## WHAT THE EXERCISE ASKS
Give the number of lines in the records below that include "Nazism". Reply with that number alone.

## DATA SHOWN
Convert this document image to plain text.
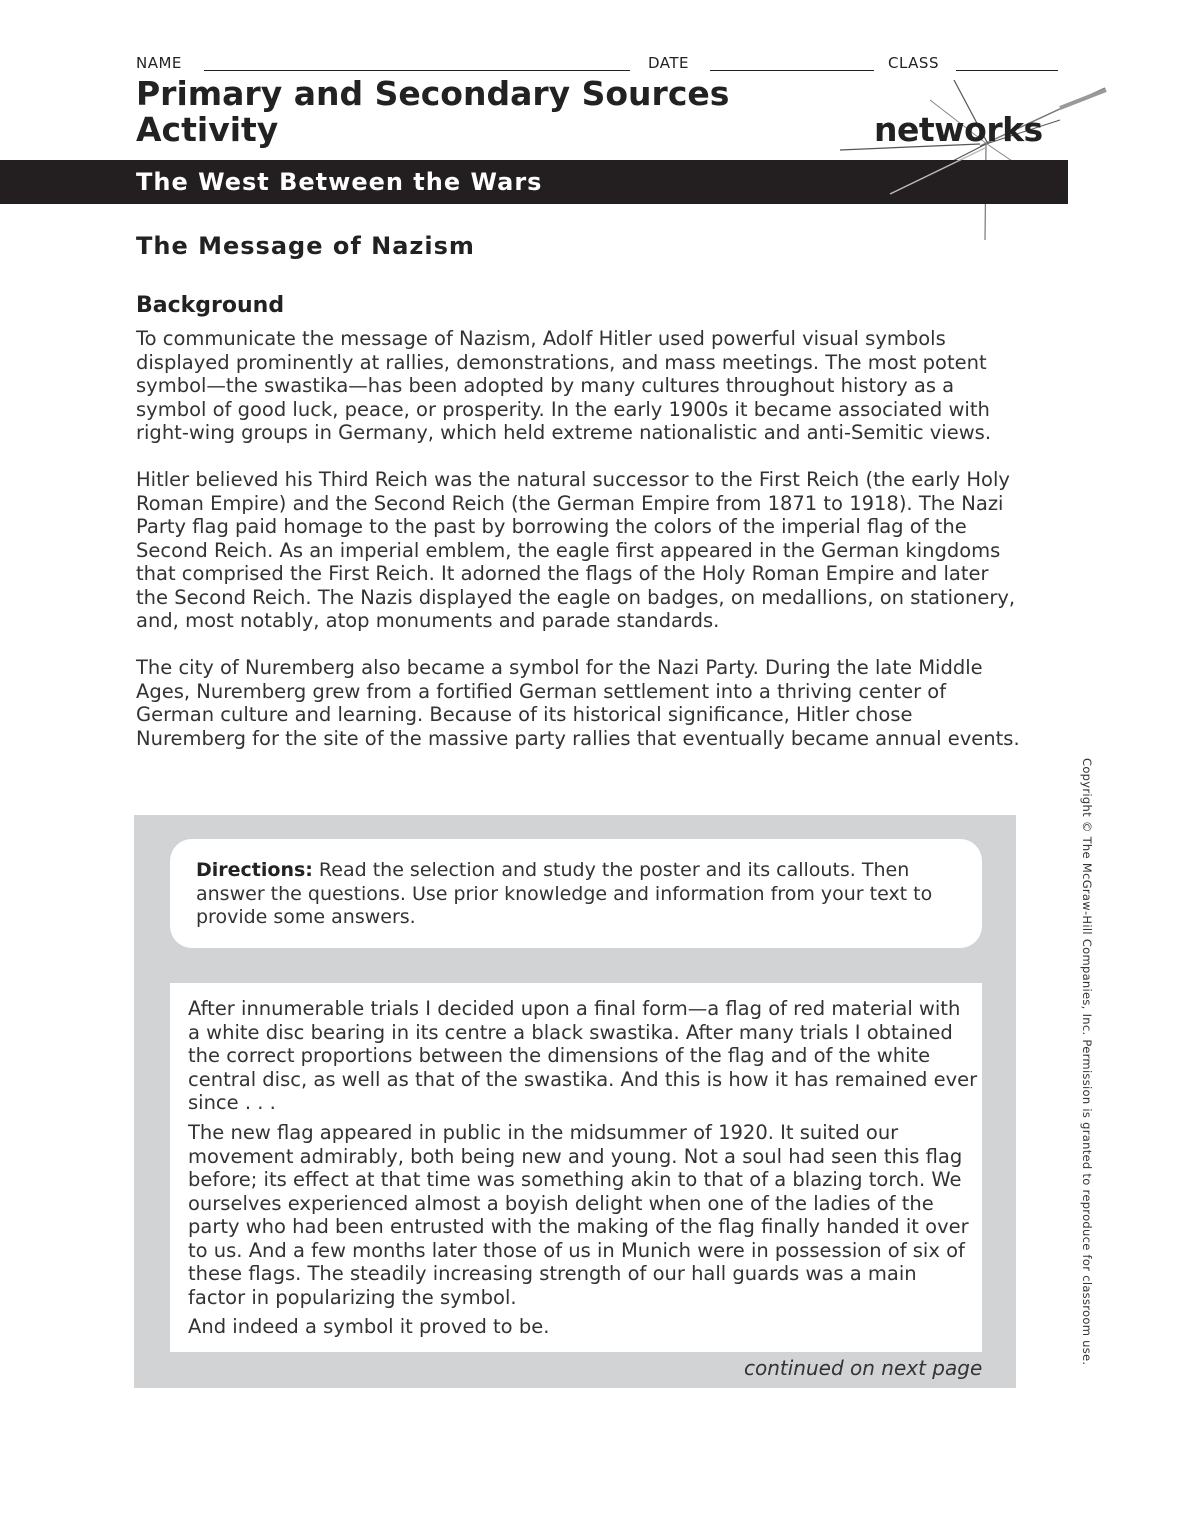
NAME	DATE	CLASS
Primary and Secondary Sources
Activity	networks
The West Between the Wars
The Message of Nazism
Background

To communicate the message of Nazism, Adolf Hitler used powerful visual symbols displayed prominently at rallies, demonstrations, and mass meetings. The most potent symbol—the swastika—has been adopted by many cultures throughout history as a symbol of good luck, peace, or prosperity. In the early 1900s it became associated with right-wing groups in Germany, which held extreme nationalistic and anti-Semitic views.

Hitler believed his Third Reich was the natural successor to the First Reich (the early Holy Roman Empire) and the Second Reich (the German Empire from 1871 to 1918). The Nazi Party flag paid homage to the past by borrowing the colors of the imperial flag of the Second Reich. As an imperial emblem, the eagle first appeared in the German kingdoms that comprised the First Reich. It adorned the flags of the Holy Roman Empire and later the Second Reich. The Nazis displayed the eagle on badges, on medallions, on stationery, and, most notably, atop monuments and parade standards.

The city of Nuremberg also became a symbol for the Nazi Party. During the late Middle Ages, Nuremberg grew from a fortified German settlement into a thriving center of German culture and learning. Because of its historical significance, Hitler chose Nuremberg for the site of the massive party rallies that eventually became annual events.

Directions: Read the selection and study the poster and its callouts. Then answer the questions. Use prior knowledge and information from your text to provide some answers.

After innumerable trials I decided upon a final form—a flag of red material with a white disc bearing in its centre a black swastika. After many trials I obtained the correct proportions between the dimensions of the flag and of the white central disc, as well as that of the swastika. And this is how it has remained ever since . . .

The new flag appeared in public in the midsummer of 1920. It suited our movement admirably, both being new and young. Not a soul had seen this flag before; its effect at that time was something akin to that of a blazing torch. We ourselves experienced almost a boyish delight when one of the ladies of the party who had been entrusted with the making of the flag finally handed it over to us. And a few months later those of us in Munich were in possession of six of these flags. The steadily increasing strength of our hall guards was a main factor in popularizing the symbol.

And indeed a symbol it proved to be.

continued on next page
Copyright © The McGraw-Hill Companies, Inc. Permission is granted to reproduce for classroom use.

## RESULT FOR THIS TASK
2